WORK TO BE COMPLETED
Copy down every line where the string "Specific" shows up.
────────────────────────────────────────
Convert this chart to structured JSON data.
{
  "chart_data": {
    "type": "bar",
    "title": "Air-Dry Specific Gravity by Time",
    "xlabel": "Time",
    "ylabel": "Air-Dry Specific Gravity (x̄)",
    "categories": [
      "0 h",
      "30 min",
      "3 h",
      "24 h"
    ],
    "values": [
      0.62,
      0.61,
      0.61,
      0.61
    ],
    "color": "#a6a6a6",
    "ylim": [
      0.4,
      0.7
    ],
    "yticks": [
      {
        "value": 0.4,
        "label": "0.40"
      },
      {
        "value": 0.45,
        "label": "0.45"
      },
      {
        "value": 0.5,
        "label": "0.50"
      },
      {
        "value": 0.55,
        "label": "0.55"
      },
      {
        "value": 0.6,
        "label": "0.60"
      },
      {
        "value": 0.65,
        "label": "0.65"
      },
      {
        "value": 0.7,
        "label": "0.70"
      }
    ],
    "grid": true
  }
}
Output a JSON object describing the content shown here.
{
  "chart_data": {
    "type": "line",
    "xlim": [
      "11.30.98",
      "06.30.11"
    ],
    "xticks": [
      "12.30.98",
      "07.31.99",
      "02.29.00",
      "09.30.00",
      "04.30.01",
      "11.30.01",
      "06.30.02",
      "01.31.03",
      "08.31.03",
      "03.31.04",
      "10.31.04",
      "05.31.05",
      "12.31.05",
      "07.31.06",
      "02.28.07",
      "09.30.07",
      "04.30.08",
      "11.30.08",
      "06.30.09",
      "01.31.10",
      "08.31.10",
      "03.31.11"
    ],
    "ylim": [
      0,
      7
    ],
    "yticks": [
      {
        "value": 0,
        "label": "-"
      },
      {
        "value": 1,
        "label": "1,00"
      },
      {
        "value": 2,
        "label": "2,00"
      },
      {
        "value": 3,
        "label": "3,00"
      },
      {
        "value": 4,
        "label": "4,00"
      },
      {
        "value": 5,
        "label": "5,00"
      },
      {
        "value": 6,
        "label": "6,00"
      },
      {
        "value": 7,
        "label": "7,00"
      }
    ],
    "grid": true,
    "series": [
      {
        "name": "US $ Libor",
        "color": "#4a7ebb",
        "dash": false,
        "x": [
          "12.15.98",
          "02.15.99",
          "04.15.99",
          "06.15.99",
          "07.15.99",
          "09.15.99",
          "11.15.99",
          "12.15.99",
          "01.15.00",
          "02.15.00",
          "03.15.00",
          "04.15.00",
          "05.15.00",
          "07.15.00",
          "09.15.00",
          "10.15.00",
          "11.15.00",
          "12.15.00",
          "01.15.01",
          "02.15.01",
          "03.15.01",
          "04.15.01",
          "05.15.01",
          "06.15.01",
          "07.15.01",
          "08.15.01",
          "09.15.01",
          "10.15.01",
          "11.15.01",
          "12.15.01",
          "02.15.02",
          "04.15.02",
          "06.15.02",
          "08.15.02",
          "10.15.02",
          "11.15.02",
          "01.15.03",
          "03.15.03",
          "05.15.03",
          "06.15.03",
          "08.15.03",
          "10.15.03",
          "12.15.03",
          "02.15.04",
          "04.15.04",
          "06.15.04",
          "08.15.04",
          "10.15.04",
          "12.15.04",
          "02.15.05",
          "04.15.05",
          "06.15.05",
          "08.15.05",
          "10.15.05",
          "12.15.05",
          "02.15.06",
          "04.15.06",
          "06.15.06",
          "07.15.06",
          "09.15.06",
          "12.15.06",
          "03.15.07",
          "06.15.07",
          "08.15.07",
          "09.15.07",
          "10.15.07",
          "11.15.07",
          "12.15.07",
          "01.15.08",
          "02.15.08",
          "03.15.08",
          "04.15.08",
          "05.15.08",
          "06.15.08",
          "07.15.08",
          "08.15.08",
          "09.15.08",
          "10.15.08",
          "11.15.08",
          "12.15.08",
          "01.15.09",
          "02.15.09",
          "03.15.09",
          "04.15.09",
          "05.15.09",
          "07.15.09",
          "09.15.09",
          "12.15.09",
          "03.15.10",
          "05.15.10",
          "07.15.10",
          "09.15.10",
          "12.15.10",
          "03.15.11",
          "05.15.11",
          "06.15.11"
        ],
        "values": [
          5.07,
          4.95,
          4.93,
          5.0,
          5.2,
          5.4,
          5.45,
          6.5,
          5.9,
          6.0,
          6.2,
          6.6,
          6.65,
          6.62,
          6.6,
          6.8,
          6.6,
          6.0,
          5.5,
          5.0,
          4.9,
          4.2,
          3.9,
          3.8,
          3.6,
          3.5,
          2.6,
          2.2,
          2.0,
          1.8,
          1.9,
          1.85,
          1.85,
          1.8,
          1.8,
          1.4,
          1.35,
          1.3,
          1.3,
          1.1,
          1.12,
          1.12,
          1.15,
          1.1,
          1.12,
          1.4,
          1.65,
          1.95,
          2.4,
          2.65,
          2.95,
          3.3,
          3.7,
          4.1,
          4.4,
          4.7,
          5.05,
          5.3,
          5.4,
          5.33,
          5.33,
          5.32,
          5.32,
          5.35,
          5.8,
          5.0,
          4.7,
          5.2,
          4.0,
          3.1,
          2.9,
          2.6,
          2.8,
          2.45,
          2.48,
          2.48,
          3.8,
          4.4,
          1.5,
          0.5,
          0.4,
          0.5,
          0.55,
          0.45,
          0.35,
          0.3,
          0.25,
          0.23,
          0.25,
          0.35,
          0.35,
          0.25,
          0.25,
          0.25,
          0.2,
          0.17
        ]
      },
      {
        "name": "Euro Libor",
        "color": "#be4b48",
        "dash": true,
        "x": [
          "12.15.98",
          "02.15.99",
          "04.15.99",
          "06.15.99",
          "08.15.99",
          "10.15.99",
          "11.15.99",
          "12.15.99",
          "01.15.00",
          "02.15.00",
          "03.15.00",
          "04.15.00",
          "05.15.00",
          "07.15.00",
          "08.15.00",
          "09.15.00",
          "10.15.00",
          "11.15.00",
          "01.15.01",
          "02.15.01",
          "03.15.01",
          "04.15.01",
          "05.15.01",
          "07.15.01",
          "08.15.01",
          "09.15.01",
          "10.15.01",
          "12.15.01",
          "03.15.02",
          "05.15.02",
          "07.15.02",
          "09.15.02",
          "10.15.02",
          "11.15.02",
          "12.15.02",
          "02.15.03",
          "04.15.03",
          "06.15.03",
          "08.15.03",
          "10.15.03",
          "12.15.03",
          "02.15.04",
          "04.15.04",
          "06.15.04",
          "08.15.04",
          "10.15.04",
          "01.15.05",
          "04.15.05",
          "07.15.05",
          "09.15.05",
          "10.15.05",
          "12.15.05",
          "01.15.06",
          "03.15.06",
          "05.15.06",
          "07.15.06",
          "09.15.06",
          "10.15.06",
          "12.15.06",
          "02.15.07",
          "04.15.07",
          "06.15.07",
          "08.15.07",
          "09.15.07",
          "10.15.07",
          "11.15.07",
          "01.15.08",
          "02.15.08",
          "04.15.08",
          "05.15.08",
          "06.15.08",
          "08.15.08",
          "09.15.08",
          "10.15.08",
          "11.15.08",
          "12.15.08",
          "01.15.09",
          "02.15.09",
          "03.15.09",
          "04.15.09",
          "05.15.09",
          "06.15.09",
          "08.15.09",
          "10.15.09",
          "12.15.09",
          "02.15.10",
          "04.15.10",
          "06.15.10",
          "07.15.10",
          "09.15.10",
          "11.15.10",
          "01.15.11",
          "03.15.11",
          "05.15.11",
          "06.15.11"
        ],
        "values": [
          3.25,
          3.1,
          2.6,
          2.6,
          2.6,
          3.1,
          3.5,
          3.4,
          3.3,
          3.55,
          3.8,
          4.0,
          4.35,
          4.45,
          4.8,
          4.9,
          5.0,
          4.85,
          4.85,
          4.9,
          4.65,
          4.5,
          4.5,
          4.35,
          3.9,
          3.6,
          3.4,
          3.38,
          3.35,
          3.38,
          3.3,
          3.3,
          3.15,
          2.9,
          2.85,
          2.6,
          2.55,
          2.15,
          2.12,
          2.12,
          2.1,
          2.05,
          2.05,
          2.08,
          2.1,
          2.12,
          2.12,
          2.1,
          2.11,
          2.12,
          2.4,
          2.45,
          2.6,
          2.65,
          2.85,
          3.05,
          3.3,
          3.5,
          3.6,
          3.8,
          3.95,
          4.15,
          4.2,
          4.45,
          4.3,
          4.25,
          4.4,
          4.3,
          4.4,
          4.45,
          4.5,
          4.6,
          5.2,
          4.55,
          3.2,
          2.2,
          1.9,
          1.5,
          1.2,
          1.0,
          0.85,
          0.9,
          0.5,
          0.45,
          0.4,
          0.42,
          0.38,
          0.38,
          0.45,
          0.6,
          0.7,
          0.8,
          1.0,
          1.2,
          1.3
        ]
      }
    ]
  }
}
────────────────────────────────────────
THE RESPONSE
    "title": "Air-Dry Specific Gravity by Time",
    "ylabel": "Air-Dry Specific Gravity (x̄)",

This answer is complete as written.